Output every line below without omitting or altering anything.

** Exercise material **
☆ ☆ ☆ ☆ ☆ ☆ ☆
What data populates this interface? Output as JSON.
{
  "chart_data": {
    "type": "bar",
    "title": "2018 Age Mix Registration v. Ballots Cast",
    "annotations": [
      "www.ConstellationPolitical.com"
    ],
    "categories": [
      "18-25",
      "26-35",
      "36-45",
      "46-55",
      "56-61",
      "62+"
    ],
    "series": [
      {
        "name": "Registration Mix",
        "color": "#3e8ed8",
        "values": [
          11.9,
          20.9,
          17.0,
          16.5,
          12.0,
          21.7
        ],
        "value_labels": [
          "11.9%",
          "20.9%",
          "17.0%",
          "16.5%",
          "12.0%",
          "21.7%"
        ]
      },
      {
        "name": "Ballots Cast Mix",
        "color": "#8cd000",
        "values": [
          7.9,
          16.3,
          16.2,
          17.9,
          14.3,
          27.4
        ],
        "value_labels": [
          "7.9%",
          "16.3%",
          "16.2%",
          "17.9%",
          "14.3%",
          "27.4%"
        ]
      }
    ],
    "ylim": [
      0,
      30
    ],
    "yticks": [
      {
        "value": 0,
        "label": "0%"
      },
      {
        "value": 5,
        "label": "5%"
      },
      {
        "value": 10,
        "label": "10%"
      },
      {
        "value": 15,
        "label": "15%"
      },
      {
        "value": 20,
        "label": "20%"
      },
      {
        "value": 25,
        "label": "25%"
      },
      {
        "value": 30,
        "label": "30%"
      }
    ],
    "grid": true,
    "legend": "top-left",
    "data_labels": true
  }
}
☆ ☆ ☆ ☆ ☆ ☆ ☆
** Task answer **
What data populates this interface? Output as JSON.
{
  "chart_data": {
    "type": "bar",
    "title": "2018 Age Mix Registration v. Ballots Cast",
    "annotations": [
      "www.ConstellationPolitical.com"
    ],
    "categories": [
      "18-25",
      "26-35",
      "36-45",
      "46-55",
      "56-61",
      "62+"
    ],
    "series": [
      {
        "name": "Registration Mix",
        "color": "#3e8ed8",
        "values": [
          11.9,
          20.9,
          17.0,
          16.5,
          12.0,
          21.7
        ],
        "value_labels": [
          "11.9%",
          "20.9%",
          "17.0%",
          "16.5%",
          "12.0%",
          "21.7%"
        ]
      },
      {
        "name": "Ballots Cast Mix",
        "color": "#8cd000",
        "values": [
          7.9,
          16.3,
          16.2,
          17.9,
          14.3,
          27.4
        ],
        "value_labels": [
          "7.9%",
          "16.3%",
          "16.2%",
          "17.9%",
          "14.3%",
          "27.4%"
        ]
      }
    ],
    "ylim": [
      0,
      30
    ],
    "yticks": [
      {
        "value": 0,
        "label": "0%"
      },
      {
        "value": 5,
        "label": "5%"
      },
      {
        "value": 10,
        "label": "10%"
      },
      {
        "value": 15,
        "label": "15%"
      },
      {
        "value": 20,
        "label": "20%"
      },
      {
        "value": 25,
        "label": "25%"
      },
      {
        "value": 30,
        "label": "30%"
      }
    ],
    "grid": true,
    "legend": "top-left",
    "data_labels": true
  }
}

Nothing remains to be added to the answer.